The input:
__________
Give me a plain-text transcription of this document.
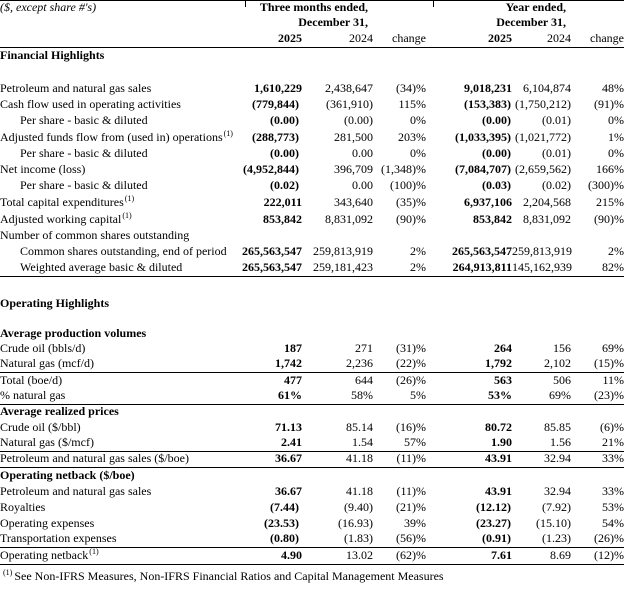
($, except share #'s)	Three months ended,			Year ended,		
	December 31,			December 31,		
	2025	2024	change	2025	2024	change
Financial Highlights						

Petroleum and natural gas sales	1,610,229	2,438,647	(34)%	9,018,231	6,104,874	48%
Cash flow used in operating activities	(779,844)	(361,910)	115%	(153,383)	(1,750,212)	(91)%
Per share - basic & diluted	(0.00)	(0.00)	0%	(0.00)	(0.01)	0%
Adjusted funds flow from (used in) operations$^{(1)}$	(288,773)	281,500	203%	(1,033,395)	(1,021,772)	1%
Per share - basic & diluted	(0.00)	0.00	0%	(0.00)	(0.01)	0%
Net income (loss)	(4,952,844)	396,709	(1,348)%	(7,084,707)	(2,659,562)	166%
Per share - basic & diluted	(0.02)	0.00	(100)%	(0.03)	(0.02)	(300)%
Total capital expenditures$^{(1)}$	222,011	343,640	(35)%	6,937,106	2,204,568	215%
Adjusted working capital$^{(1)}$	853,842	8,831,092	(90)%	853,842	8,831,092	(90)%
Number of common shares outstanding						
Common shares outstanding, end of period	265,563,547	259,813,919	2%	265,563,547	259,813,919	2%
Weighted average basic & diluted	265,563,547	259,181,423	2%	264,913,811	145,162,939	82%

Operating Highlights						

Average production volumes						
Crude oil (bbls/d)	187	271	(31)%	264	156	69%
Natural gas (mcf/d)	1,742	2,236	(22)%	1,792	2,102	(15)%
Total (boe/d)	477	644	(26)%	563	506	11%
% natural gas	61%	58%	5%	53%	69%	(23)%
Average realized prices						
Crude oil ($/bbl)	71.13	85.14	(16)%	80.72	85.85	(6)%
Natural gas ($/mcf)	2.41	1.54	57%	1.90	1.56	21%
Petroleum and natural gas sales ($/boe)	36.67	41.18	(11)%	43.91	32.94	33%
Operating netback ($/boe)						
Petroleum and natural gas sales	36.67	41.18	(11)%	43.91	32.94	33%
Royalties	(7.44)	(9.40)	(21)%	(12.12)	(7.92)	53%
Operating expenses	(23.53)	(16.93)	39%	(23.27)	(15.10)	54%
Transportation expenses	(0.80)	(1.83)	(56)%	(0.91)	(1.23)	(26)%
Operating netback$^{(1)}$	4.90	13.02	(62)%	7.61	8.69	(12)%
$^{(1)}$ See Non-IFRS Measures, Non-IFRS Financial Ratios and Capital Management Measures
__________
Directive:
Find each line holding the word "Total" and copy it.

Task output:
Total capital expenditures$^{(1)}$	222,011	343,640	(35)%	6,937,106	2,204,568	215%
Total (boe/d)	477	644	(26)%	563	506	11%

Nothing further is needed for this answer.